→ TO DO
Determine how many lines carry the word "title". Output that number only.

→ RECORD SET
________________________________________

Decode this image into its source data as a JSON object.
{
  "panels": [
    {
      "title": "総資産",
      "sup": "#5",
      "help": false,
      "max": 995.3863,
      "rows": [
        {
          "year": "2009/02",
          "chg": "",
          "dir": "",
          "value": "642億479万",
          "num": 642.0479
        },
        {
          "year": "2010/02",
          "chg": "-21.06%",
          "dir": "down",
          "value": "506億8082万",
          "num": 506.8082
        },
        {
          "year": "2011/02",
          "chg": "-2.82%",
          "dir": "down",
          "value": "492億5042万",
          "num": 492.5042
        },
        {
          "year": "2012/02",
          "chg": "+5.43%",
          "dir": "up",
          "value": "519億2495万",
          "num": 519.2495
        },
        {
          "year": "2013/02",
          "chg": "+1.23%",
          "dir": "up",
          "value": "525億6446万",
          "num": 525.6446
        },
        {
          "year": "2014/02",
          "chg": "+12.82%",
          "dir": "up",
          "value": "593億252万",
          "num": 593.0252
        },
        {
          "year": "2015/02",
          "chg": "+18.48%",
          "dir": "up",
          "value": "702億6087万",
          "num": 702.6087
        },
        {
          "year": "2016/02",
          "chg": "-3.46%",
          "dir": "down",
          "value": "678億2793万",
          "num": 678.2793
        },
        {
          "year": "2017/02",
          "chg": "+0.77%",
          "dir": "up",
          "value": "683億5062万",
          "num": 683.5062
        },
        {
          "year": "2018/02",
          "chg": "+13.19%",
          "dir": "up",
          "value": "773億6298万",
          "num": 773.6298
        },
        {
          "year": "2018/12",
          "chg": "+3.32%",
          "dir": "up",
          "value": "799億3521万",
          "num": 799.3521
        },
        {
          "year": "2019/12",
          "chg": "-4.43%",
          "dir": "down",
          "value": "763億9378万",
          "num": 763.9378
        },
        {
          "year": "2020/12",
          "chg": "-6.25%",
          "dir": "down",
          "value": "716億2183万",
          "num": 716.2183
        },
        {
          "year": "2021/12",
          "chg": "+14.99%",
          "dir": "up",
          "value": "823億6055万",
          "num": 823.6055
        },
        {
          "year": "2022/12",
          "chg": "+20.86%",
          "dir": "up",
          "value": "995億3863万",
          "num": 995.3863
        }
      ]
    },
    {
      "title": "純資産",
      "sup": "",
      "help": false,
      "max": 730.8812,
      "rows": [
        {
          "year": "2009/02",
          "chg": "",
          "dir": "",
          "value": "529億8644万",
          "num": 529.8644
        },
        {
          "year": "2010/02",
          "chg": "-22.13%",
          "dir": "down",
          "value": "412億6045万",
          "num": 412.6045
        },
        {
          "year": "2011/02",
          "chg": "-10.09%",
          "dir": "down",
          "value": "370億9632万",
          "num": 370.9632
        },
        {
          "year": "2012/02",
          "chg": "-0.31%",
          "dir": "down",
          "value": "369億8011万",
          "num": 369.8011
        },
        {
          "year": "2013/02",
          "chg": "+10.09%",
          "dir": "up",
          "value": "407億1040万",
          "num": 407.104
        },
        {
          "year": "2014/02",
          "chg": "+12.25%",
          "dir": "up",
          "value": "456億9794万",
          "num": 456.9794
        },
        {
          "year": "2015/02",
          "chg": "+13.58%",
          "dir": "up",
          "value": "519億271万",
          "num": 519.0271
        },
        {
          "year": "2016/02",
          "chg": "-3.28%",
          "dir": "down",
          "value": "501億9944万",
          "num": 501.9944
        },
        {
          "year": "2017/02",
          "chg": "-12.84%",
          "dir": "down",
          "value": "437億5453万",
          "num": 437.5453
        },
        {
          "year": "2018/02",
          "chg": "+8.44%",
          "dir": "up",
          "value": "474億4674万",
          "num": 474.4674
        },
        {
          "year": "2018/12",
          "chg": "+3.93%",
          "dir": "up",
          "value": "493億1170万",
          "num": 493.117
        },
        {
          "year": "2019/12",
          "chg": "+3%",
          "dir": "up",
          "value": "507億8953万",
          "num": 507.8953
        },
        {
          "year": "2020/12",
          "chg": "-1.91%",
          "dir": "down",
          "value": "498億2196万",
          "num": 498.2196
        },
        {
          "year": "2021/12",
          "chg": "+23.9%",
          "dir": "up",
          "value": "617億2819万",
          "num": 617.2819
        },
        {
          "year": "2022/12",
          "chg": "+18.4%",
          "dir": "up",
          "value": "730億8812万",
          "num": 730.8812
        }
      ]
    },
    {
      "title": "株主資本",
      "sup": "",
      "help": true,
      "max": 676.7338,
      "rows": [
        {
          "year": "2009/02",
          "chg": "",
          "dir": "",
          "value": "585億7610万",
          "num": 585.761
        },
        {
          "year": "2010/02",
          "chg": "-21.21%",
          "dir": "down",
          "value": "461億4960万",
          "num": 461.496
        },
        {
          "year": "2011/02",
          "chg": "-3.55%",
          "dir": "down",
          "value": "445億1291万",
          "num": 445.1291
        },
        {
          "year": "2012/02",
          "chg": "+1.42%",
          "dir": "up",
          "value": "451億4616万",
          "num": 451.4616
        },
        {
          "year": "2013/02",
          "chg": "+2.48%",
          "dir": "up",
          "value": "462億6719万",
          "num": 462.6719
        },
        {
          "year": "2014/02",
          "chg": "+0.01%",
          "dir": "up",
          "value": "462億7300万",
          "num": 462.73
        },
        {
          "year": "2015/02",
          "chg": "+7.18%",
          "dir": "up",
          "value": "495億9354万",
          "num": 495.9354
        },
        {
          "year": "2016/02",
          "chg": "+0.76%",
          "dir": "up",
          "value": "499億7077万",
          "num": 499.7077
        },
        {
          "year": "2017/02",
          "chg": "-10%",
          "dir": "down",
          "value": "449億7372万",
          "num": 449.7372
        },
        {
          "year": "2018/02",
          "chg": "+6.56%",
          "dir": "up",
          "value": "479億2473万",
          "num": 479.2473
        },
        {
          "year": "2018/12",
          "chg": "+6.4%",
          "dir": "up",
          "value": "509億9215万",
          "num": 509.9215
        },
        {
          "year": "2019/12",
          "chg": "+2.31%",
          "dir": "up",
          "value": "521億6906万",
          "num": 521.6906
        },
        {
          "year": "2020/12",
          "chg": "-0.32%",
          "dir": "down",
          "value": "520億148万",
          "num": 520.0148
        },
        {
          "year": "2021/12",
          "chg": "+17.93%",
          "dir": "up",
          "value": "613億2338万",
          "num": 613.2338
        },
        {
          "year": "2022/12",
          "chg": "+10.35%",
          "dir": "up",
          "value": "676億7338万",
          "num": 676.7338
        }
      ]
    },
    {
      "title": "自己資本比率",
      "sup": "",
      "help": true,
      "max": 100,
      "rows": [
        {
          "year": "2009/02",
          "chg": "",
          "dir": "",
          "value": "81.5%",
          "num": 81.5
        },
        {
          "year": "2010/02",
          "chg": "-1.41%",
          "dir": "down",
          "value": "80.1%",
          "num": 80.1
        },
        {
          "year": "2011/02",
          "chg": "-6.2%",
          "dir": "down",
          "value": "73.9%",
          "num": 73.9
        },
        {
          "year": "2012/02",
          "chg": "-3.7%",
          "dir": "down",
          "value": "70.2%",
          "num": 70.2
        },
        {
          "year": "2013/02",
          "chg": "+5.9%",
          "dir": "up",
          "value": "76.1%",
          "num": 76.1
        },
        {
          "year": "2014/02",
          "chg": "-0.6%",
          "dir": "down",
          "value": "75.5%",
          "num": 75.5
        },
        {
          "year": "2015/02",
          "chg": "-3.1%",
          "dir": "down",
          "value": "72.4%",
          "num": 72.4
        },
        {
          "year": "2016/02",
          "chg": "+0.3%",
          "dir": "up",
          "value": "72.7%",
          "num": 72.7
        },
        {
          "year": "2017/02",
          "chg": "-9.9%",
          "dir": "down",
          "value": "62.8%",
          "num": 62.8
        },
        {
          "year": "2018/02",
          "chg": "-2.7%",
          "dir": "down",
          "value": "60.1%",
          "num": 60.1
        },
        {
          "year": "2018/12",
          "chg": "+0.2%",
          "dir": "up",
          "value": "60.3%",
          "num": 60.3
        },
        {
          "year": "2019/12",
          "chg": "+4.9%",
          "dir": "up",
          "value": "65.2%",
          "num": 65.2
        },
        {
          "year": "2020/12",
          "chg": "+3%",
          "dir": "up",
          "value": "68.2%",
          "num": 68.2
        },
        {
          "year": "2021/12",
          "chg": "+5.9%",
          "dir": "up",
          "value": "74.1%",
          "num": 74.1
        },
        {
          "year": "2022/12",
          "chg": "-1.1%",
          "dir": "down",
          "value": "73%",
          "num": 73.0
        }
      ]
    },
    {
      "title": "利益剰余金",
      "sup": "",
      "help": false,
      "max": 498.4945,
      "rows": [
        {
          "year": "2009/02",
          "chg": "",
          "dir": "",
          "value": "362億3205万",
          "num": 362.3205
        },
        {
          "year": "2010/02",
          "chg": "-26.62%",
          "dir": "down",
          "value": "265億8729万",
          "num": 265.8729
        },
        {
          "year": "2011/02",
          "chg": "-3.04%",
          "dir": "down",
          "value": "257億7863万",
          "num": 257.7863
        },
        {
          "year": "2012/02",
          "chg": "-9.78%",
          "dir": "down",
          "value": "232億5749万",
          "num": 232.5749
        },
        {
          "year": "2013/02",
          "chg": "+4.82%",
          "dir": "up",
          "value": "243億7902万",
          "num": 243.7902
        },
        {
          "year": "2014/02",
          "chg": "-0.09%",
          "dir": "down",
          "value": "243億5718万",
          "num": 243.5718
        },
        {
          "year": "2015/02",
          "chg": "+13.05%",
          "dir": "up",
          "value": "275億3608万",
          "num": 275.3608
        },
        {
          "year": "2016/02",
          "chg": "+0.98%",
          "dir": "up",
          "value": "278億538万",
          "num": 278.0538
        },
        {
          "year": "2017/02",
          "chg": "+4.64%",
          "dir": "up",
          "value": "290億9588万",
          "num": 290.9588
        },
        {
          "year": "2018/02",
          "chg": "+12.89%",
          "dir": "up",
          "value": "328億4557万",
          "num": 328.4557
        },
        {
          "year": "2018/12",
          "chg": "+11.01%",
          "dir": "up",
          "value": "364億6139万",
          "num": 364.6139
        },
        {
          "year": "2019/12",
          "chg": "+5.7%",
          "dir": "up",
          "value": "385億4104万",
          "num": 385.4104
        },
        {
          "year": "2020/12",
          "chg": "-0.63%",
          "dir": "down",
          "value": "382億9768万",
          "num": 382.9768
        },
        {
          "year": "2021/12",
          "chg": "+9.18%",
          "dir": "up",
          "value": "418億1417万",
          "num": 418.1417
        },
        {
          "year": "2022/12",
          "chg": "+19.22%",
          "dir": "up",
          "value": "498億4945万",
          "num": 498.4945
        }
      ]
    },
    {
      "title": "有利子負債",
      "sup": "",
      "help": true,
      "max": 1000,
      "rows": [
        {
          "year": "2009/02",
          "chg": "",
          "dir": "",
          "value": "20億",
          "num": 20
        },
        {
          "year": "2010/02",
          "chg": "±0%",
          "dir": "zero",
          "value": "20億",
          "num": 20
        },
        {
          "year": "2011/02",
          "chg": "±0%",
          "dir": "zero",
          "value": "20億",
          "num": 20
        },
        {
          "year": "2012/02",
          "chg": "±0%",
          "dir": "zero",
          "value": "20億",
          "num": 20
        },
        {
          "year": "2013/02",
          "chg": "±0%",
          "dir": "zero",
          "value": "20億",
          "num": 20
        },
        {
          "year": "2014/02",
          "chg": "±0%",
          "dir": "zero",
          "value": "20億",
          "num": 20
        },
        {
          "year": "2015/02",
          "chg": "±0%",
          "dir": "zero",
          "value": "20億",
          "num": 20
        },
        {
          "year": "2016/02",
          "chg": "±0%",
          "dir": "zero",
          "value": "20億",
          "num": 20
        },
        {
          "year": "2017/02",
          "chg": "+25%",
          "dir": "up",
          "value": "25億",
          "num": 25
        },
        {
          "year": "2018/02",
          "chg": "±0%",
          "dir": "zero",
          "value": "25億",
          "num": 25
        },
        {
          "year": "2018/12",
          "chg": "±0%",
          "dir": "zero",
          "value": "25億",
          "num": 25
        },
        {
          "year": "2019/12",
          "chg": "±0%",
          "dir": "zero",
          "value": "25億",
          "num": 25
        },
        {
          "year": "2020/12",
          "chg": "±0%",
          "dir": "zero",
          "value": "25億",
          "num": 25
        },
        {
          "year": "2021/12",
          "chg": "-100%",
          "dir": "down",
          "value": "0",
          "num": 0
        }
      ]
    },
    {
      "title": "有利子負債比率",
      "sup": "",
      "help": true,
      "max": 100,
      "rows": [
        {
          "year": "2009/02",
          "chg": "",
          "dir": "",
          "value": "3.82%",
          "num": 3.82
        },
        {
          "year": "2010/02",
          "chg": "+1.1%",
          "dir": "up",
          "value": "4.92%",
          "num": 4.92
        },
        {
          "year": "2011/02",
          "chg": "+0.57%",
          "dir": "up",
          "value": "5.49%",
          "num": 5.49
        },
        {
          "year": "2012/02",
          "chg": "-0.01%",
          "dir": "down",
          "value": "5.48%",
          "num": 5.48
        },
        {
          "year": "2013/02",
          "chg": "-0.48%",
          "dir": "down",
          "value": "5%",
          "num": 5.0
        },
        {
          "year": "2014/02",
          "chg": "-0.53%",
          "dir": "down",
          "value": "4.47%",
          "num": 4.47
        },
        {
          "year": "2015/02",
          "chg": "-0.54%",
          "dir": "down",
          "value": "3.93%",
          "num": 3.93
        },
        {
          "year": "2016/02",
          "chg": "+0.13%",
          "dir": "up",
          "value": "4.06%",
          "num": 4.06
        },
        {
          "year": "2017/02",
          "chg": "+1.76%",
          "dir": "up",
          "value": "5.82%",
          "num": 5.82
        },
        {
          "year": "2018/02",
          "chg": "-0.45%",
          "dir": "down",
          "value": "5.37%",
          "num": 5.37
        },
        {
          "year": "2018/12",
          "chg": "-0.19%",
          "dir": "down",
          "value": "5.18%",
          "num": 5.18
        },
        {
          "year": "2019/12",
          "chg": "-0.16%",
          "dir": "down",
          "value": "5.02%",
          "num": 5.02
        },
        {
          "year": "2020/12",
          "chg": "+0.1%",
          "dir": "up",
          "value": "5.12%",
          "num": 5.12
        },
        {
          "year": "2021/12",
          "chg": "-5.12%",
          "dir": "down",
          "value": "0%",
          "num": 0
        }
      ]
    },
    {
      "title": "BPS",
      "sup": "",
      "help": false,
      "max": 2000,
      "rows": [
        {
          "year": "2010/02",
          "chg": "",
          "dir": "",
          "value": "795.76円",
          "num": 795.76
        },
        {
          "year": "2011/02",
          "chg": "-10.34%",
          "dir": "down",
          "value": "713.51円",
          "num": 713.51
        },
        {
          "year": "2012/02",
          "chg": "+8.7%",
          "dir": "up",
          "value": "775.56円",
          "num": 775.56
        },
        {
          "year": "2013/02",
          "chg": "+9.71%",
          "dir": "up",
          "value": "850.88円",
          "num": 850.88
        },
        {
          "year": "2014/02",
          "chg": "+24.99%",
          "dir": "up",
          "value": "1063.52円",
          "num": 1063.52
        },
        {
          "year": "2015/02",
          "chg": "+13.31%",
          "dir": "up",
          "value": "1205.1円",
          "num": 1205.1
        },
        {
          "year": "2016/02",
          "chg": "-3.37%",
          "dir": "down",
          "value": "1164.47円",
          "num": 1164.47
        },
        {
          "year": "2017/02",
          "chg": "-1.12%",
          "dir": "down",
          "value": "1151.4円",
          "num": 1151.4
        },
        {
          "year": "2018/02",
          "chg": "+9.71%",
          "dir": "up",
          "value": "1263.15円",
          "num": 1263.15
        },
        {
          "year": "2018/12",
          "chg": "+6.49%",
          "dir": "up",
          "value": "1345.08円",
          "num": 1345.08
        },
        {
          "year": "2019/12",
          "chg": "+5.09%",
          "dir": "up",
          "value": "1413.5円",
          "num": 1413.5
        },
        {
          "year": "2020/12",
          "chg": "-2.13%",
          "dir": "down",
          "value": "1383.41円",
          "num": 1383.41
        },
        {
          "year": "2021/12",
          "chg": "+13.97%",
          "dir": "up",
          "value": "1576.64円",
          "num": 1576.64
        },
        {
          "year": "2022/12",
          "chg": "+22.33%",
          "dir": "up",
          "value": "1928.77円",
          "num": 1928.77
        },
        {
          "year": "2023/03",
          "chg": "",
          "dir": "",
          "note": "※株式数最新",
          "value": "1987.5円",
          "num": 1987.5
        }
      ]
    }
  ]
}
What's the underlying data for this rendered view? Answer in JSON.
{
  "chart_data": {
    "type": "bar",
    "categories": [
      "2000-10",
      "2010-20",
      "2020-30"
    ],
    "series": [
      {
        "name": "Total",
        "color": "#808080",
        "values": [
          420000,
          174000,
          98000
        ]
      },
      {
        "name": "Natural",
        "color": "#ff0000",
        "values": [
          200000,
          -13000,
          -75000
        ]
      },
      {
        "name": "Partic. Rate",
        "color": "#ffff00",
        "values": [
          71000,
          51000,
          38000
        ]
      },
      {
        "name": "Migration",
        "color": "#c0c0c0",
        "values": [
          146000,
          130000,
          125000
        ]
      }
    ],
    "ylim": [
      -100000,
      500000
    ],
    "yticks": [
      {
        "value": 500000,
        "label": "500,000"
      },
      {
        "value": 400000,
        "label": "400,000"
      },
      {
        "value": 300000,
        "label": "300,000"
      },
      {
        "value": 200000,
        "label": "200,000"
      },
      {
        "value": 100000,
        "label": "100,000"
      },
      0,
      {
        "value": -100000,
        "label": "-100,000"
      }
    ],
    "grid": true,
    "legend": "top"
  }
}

________________________________________

→ TASK OUTPUT
8